*Short task*.
Output, with no changes, the span of lines that opens with the line containing "Give me a plain-text" and closes with the last line.

*Input records*.
——————————

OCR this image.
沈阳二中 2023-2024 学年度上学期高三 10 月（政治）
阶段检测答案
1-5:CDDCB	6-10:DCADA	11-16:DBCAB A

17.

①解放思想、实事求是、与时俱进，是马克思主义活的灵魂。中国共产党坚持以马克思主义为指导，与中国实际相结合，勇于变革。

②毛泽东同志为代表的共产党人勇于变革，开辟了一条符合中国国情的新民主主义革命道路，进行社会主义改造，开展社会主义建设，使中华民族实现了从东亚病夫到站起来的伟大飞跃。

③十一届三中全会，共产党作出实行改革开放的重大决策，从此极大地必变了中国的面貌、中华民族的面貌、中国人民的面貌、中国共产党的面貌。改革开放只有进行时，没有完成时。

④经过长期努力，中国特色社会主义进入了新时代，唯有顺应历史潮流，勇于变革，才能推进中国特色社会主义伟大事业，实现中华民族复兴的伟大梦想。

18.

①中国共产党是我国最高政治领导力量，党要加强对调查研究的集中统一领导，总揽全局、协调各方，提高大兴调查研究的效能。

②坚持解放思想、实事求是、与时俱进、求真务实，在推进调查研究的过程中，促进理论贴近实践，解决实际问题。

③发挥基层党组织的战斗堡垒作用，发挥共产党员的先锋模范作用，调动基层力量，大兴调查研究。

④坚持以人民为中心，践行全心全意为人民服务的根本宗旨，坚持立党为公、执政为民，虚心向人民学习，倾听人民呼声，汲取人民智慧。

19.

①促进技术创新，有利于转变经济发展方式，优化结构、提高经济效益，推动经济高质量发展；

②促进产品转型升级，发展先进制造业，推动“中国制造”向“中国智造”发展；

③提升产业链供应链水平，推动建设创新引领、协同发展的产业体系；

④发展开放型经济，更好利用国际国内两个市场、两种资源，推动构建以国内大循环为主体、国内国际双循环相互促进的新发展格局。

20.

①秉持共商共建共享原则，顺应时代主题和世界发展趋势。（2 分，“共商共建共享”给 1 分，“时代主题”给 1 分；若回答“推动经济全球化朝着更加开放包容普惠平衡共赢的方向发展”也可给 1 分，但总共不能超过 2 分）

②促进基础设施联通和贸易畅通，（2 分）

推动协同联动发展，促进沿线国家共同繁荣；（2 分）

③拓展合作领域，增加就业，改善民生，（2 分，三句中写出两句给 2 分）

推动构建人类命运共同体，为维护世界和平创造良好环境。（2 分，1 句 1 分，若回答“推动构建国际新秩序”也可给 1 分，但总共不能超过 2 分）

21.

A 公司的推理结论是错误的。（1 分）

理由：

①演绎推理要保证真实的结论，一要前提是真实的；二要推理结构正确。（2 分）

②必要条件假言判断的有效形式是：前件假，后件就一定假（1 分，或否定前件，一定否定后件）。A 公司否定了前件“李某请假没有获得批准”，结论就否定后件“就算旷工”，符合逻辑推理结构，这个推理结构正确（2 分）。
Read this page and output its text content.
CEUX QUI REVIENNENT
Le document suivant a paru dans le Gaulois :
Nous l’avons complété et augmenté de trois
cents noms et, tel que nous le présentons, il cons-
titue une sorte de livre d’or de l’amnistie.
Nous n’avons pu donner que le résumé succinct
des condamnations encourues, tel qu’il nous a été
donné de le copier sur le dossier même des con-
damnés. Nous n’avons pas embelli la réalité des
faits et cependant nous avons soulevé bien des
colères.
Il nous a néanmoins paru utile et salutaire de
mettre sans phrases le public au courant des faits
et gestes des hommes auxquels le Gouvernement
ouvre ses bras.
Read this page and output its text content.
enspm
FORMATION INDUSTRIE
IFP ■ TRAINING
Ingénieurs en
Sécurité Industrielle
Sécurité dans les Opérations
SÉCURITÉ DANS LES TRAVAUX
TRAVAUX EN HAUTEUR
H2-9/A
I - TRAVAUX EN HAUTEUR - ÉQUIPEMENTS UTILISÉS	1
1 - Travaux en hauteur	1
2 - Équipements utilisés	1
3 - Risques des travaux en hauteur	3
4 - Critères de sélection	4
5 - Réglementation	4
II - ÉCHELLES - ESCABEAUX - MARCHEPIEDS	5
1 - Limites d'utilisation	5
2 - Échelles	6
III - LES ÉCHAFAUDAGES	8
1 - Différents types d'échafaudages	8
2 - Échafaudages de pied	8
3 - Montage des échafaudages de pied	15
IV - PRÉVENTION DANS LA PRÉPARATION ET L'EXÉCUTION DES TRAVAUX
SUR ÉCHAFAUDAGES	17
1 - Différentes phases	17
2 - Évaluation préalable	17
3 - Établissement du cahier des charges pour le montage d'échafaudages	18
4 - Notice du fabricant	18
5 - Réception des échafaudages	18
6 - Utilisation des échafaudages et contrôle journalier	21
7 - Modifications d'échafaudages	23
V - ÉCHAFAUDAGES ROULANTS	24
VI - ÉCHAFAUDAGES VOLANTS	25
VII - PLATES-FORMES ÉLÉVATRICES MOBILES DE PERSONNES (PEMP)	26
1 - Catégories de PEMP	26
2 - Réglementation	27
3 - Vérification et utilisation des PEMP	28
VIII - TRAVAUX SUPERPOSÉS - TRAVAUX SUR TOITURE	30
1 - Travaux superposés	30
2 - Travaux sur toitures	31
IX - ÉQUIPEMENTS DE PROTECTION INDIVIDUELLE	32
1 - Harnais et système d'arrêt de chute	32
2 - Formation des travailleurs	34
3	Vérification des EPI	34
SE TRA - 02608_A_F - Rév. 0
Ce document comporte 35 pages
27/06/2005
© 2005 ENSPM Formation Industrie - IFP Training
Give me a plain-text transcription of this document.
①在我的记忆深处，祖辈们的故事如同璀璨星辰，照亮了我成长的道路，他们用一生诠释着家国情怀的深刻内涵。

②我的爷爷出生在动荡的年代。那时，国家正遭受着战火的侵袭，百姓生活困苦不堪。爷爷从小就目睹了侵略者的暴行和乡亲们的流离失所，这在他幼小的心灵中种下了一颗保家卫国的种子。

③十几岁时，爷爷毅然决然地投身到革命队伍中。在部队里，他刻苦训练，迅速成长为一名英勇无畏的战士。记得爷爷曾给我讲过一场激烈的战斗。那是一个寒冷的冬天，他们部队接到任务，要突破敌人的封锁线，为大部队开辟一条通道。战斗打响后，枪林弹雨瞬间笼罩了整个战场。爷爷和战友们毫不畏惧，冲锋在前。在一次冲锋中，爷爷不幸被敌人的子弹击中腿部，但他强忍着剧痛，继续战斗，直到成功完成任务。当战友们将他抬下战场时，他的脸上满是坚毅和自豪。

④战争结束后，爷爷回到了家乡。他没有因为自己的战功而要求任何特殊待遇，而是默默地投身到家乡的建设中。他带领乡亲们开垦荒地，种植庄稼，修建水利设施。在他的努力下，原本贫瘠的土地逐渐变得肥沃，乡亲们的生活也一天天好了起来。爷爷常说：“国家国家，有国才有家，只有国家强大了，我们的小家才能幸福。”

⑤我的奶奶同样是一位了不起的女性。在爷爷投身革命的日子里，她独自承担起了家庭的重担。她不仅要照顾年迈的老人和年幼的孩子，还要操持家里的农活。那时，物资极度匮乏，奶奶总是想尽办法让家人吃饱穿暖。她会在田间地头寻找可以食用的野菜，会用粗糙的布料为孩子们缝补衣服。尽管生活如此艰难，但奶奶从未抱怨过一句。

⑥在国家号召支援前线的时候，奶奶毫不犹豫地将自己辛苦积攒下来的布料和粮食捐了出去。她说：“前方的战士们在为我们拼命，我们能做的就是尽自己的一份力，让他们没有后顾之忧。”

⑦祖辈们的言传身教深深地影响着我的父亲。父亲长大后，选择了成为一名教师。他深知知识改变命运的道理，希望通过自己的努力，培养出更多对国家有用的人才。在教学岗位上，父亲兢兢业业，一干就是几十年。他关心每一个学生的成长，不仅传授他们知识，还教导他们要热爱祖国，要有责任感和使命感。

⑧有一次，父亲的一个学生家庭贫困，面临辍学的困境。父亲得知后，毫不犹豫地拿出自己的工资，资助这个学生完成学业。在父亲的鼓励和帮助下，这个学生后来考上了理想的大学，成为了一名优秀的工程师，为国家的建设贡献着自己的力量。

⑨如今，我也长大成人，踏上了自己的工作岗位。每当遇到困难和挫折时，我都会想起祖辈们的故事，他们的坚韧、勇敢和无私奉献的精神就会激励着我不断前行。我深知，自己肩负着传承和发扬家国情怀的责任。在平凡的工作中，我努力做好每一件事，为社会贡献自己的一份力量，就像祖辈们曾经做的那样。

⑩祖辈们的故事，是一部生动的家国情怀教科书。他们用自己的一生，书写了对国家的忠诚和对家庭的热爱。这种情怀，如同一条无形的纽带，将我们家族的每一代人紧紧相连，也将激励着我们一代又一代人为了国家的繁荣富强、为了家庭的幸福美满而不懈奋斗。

——————————

*Response to the exercise*.
Give me a plain-text transcription of this document.
①在我的记忆深处，祖辈们的故事如同璀璨星辰，照亮了我成长的道路，他们用一生诠释着家国情怀的深刻内涵。

②我的爷爷出生在动荡的年代。那时，国家正遭受着战火的侵袭，百姓生活困苦不堪。爷爷从小就目睹了侵略者的暴行和乡亲们的流离失所，这在他幼小的心灵中种下了一颗保家卫国的种子。

③十几岁时，爷爷毅然决然地投身到革命队伍中。在部队里，他刻苦训练，迅速成长为一名英勇无畏的战士。记得爷爷曾给我讲过一场激烈的战斗。那是一个寒冷的冬天，他们部队接到任务，要突破敌人的封锁线，为大部队开辟一条通道。战斗打响后，枪林弹雨瞬间笼罩了整个战场。爷爷和战友们毫不畏惧，冲锋在前。在一次冲锋中，爷爷不幸被敌人的子弹击中腿部，但他强忍着剧痛，继续战斗，直到成功完成任务。当战友们将他抬下战场时，他的脸上满是坚毅和自豪。

④战争结束后，爷爷回到了家乡。他没有因为自己的战功而要求任何特殊待遇，而是默默地投身到家乡的建设中。他带领乡亲们开垦荒地，种植庄稼，修建水利设施。在他的努力下，原本贫瘠的土地逐渐变得肥沃，乡亲们的生活也一天天好了起来。爷爷常说：“国家国家，有国才有家，只有国家强大了，我们的小家才能幸福。”

⑤我的奶奶同样是一位了不起的女性。在爷爷投身革命的日子里，她独自承担起了家庭的重担。她不仅要照顾年迈的老人和年幼的孩子，还要操持家里的农活。那时，物资极度匮乏，奶奶总是想尽办法让家人吃饱穿暖。她会在田间地头寻找可以食用的野菜，会用粗糙的布料为孩子们缝补衣服。尽管生活如此艰难，但奶奶从未抱怨过一句。

⑥在国家号召支援前线的时候，奶奶毫不犹豫地将自己辛苦积攒下来的布料和粮食捐了出去。她说：“前方的战士们在为我们拼命，我们能做的就是尽自己的一份力，让他们没有后顾之忧。”

⑦祖辈们的言传身教深深地影响着我的父亲。父亲长大后，选择了成为一名教师。他深知知识改变命运的道理，希望通过自己的努力，培养出更多对国家有用的人才。在教学岗位上，父亲兢兢业业，一干就是几十年。他关心每一个学生的成长，不仅传授他们知识，还教导他们要热爱祖国，要有责任感和使命感。

⑧有一次，父亲的一个学生家庭贫困，面临辍学的困境。父亲得知后，毫不犹豫地拿出自己的工资，资助这个学生完成学业。在父亲的鼓励和帮助下，这个学生后来考上了理想的大学，成为了一名优秀的工程师，为国家的建设贡献着自己的力量。

⑨如今，我也长大成人，踏上了自己的工作岗位。每当遇到困难和挫折时，我都会想起祖辈们的故事，他们的坚韧、勇敢和无私奉献的精神就会激励着我不断前行。我深知，自己肩负着传承和发扬家国情怀的责任。在平凡的工作中，我努力做好每一件事，为社会贡献自己的一份力量，就像祖辈们曾经做的那样。

⑩祖辈们的故事，是一部生动的家国情怀教科书。他们用自己的一生，书写了对国家的忠诚和对家庭的热爱。这种情怀，如同一条无形的纽带，将我们家族的每一代人紧紧相连，也将激励着我们一代又一代人为了国家的繁荣富强、为了家庭的幸福美满而不懈奋斗。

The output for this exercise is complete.